Data items
____
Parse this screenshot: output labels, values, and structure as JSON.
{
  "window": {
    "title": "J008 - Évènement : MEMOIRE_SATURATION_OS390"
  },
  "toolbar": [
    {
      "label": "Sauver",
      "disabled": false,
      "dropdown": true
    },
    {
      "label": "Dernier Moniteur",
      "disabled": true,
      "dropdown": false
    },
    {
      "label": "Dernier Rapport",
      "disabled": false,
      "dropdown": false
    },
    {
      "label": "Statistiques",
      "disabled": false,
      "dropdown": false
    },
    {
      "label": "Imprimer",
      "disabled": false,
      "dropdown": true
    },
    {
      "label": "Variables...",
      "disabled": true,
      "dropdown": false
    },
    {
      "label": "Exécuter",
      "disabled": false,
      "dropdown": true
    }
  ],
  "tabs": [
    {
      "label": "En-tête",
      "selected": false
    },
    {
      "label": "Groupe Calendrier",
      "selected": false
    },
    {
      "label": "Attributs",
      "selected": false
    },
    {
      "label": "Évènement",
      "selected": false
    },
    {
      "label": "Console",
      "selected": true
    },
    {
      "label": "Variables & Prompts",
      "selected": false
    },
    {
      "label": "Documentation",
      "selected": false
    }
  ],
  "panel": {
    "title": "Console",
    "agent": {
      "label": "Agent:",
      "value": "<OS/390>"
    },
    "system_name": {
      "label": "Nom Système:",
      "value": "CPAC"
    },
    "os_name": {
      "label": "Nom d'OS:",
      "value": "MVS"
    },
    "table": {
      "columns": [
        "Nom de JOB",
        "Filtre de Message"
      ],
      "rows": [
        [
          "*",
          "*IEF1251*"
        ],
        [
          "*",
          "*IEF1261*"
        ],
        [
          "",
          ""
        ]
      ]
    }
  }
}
____
Give back the whole listing exactly as it reads.

__Response__:
Parse this screenshot: output labels, values, and structure as JSON.
{
  "window": {
    "title": "J008 - Évènement : MEMOIRE_SATURATION_OS390"
  },
  "toolbar": [
    {
      "label": "Sauver",
      "disabled": false,
      "dropdown": true
    },
    {
      "label": "Dernier Moniteur",
      "disabled": true,
      "dropdown": false
    },
    {
      "label": "Dernier Rapport",
      "disabled": false,
      "dropdown": false
    },
    {
      "label": "Statistiques",
      "disabled": false,
      "dropdown": false
    },
    {
      "label": "Imprimer",
      "disabled": false,
      "dropdown": true
    },
    {
      "label": "Variables...",
      "disabled": true,
      "dropdown": false
    },
    {
      "label": "Exécuter",
      "disabled": false,
      "dropdown": true
    }
  ],
  "tabs": [
    {
      "label": "En-tête",
      "selected": false
    },
    {
      "label": "Groupe Calendrier",
      "selected": false
    },
    {
      "label": "Attributs",
      "selected": false
    },
    {
      "label": "Évènement",
      "selected": false
    },
    {
      "label": "Console",
      "selected": true
    },
    {
      "label": "Variables & Prompts",
      "selected": false
    },
    {
      "label": "Documentation",
      "selected": false
    }
  ],
  "panel": {
    "title": "Console",
    "agent": {
      "label": "Agent:",
      "value": "<OS/390>"
    },
    "system_name": {
      "label": "Nom Système:",
      "value": "CPAC"
    },
    "os_name": {
      "label": "Nom d'OS:",
      "value": "MVS"
    },
    "table": {
      "columns": [
        "Nom de JOB",
        "Filtre de Message"
      ],
      "rows": [
        [
          "*",
          "*IEF1251*"
        ],
        [
          "*",
          "*IEF1261*"
        ],
        [
          "",
          ""
        ]
      ]
    }
  }
}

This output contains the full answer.